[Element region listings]
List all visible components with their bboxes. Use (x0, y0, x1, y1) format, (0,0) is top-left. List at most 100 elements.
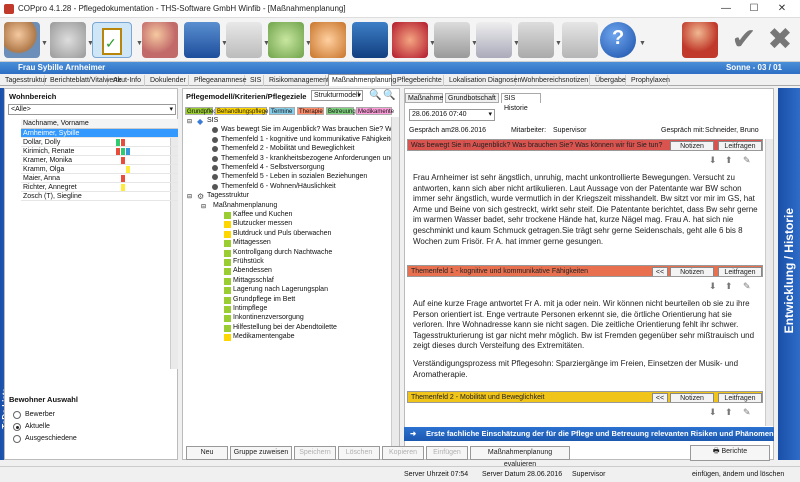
reports-button[interactable]: 🖶 Berichte (690, 445, 770, 461)
radio-bewerber[interactable] (13, 411, 21, 419)
resident-row[interactable]: Maier, Anna (21, 174, 178, 183)
tab-tagesstruktur[interactable]: Tagesstruktur (2, 75, 47, 86)
mail-icon[interactable] (562, 22, 598, 58)
tree-node-measure[interactable]: Frühstück (224, 258, 264, 266)
assign-group-button[interactable]: Gruppe zuweisen (230, 446, 292, 460)
radio-aktuelle[interactable] (13, 423, 21, 431)
food-icon[interactable] (310, 22, 346, 58)
tab-pflegeberichte[interactable]: Pflegeberichte (394, 75, 444, 86)
previous-button[interactable]: << (652, 267, 668, 276)
id-card-icon[interactable] (352, 22, 388, 58)
model-select[interactable]: Strukturmodell ▾ (311, 90, 363, 101)
new-button[interactable]: Neu (186, 446, 228, 460)
tab-wohnbereichsnotizen[interactable]: Wohnbereichsnotizen (518, 75, 590, 86)
notes-button[interactable]: Notizen (670, 267, 714, 276)
help-icon[interactable]: ? (600, 22, 636, 58)
detail-tab-2[interactable]: SIS Historie (501, 93, 541, 112)
tree-node-measure[interactable]: Lagerung nach Lagerungsplan (224, 286, 328, 295)
tree-node-measure[interactable]: Hilfestellung bei der Abendtoilette (224, 324, 337, 332)
tree-node-measure[interactable]: Abendessen (224, 267, 272, 276)
detail-tab-0[interactable]: Maßnahme (405, 93, 443, 103)
tree-node-sis-item[interactable]: Themenfeld 1 - kognitive und kommunikati… (212, 136, 391, 143)
column-header[interactable]: Nachname, Vorname (21, 119, 178, 129)
move-down-icon[interactable]: ⬇ (709, 155, 717, 166)
tab-prophylaxen[interactable]: Prophylaxen (628, 75, 670, 86)
hands-icon[interactable] (268, 22, 304, 58)
tree-scrollbar[interactable] (391, 117, 399, 459)
folder-icon[interactable] (518, 22, 554, 58)
resident-row[interactable]: Kramer, Monika (21, 156, 178, 165)
tab-akut-info[interactable]: Akut-Info (110, 75, 145, 86)
detail-tab-1[interactable]: Grundbotschaft (445, 93, 499, 103)
tree-node-measure[interactable]: Mittagessen (224, 239, 271, 248)
tab-risikomanagement[interactable]: Risikomanagement (266, 75, 329, 86)
chevron-down-icon[interactable]: ▼ (639, 40, 647, 47)
maximize-button[interactable]: ☐ (740, 1, 768, 17)
collapse-icon[interactable]: ⊟ (201, 203, 206, 210)
tree-node-measure[interactable]: Blutdruck und Puls überwachen (224, 230, 331, 238)
tab-maßnahmenplanung[interactable]: Maßnahmenplanung (328, 74, 396, 86)
confirm-check-icon[interactable]: ✔ (726, 22, 762, 58)
resident-row[interactable]: Zosch (T), Siegline (21, 192, 178, 201)
edit-icon[interactable]: ✎ (743, 407, 751, 418)
history-strip[interactable]: Entwicklung / Historie (778, 88, 800, 460)
cancel-x-icon[interactable]: ✖ (762, 22, 798, 58)
tab-sis[interactable]: SIS (247, 75, 264, 86)
tree-node-measure[interactable]: Blutzucker messen (224, 220, 292, 229)
resident-row[interactable]: Richter, Annegret (21, 183, 178, 192)
tree-node-measure[interactable]: Mittagsschlaf (224, 277, 274, 285)
tree-node-measure[interactable]: Kontrollgang durch Nachtwache (224, 249, 332, 257)
tree-node-measure[interactable]: Kaffee und Kuchen (224, 211, 292, 219)
tree-node-sis-item[interactable]: Themenfeld 6 - Wohnen/Häuslichkeit (212, 183, 336, 190)
minimize-button[interactable]: — (712, 1, 740, 17)
risk-assessment-bar[interactable]: ➜ Erste fachliche Einschätzung der für d… (404, 427, 774, 441)
move-up-icon[interactable]: ⬆ (725, 281, 733, 292)
guide-questions-button[interactable]: Leitfragen (718, 267, 762, 276)
tree-node-sis-item[interactable]: Themenfeld 2 - Mobilität und Beweglichke… (212, 145, 354, 153)
save-button[interactable]: Speichern (294, 446, 336, 460)
printer-icon[interactable] (434, 22, 470, 58)
edit-icon[interactable]: ✎ (743, 155, 751, 166)
tree-node-massnahmenplanung[interactable]: Maßnahmenplanung (213, 202, 277, 209)
clipboard-check-icon[interactable]: ✓ (92, 22, 132, 58)
guide-questions-button[interactable]: Leitfragen (718, 141, 762, 150)
tab-übergabe[interactable]: Übergabe (592, 75, 626, 86)
collapse-icon[interactable]: ⊟ (187, 118, 192, 125)
tree-node-sis[interactable]: SIS (207, 117, 218, 124)
tab-pflegeanamnese[interactable]: Pflegeanamnese (191, 75, 247, 86)
tree-node-measure[interactable]: Grundpflege im Bett (224, 296, 295, 304)
date-select[interactable]: 28.06.2016 07:40 ▾ (409, 109, 495, 121)
house-icon[interactable] (392, 22, 428, 58)
tree-node-measure[interactable]: Medikamentengabe (224, 333, 295, 342)
tree-node-sis-item[interactable]: Themenfeld 5 - Leben in sozialen Beziehu… (212, 173, 367, 181)
tree-node-sis-item[interactable]: Was bewegt Sie im Augenblick? Was brauch… (212, 126, 391, 134)
nurse-icon[interactable] (142, 22, 178, 58)
unit-select[interactable]: <Alle> ▾ (8, 104, 176, 115)
evaluate-plan-button[interactable]: Maßnahmenplanung evaluieren (470, 446, 570, 468)
stamp-icon[interactable] (476, 22, 512, 58)
close-window-button[interactable]: ✕ (768, 1, 796, 17)
move-up-icon[interactable]: ⬆ (725, 155, 733, 166)
users-icon[interactable] (4, 22, 40, 58)
previous-button[interactable]: << (652, 393, 668, 402)
tree-node-measure[interactable]: Inkontinenzversorgung (224, 314, 304, 323)
resident-row[interactable]: Arnheimer, Sybille (21, 129, 178, 138)
collapse-icon[interactable]: ⊟ (187, 193, 192, 200)
notes-button[interactable]: Notizen (670, 393, 714, 402)
guide-questions-button[interactable]: Leitfragen (718, 393, 762, 402)
chevron-down-icon[interactable]: ▼ (41, 40, 49, 47)
zoom-out-icon[interactable]: 🔍 (383, 90, 395, 101)
paste-button[interactable]: Einfügen (426, 446, 468, 460)
move-up-icon[interactable]: ⬆ (725, 407, 733, 418)
notes-button[interactable]: Notizen (670, 141, 714, 150)
logout-user-icon[interactable] (682, 22, 718, 58)
tree-node-tagesstruktur[interactable]: Tagesstruktur (207, 192, 249, 199)
delete-button[interactable]: Löschen (338, 446, 380, 460)
move-down-icon[interactable]: ⬇ (709, 281, 717, 292)
pills-icon[interactable] (50, 22, 86, 58)
move-down-icon[interactable]: ⬇ (709, 407, 717, 418)
tree-node-sis-item[interactable]: Themenfeld 4 - Selbstversorgung (212, 164, 325, 171)
tab-lokalisation-diagnosen[interactable]: Lokalisation Diagnosen (446, 75, 521, 86)
resident-row[interactable]: Kramm, Olga (21, 165, 178, 174)
medicine-jar-icon[interactable] (184, 22, 220, 58)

DIRECTIONS FOR THIS TASK:
Locate every line in the records above that contains the string "down", and copy each of those lines.

THE RESULT:
move-down-icon[interactable]: ⬇ (709, 155, 717, 166)
chevron-down-icon[interactable]: ▼ (639, 40, 647, 47)
chevron-down-icon[interactable]: ▼ (41, 40, 49, 47)
move-down-icon[interactable]: ⬇ (709, 281, 717, 292)
move-down-icon[interactable]: ⬇ (709, 407, 717, 418)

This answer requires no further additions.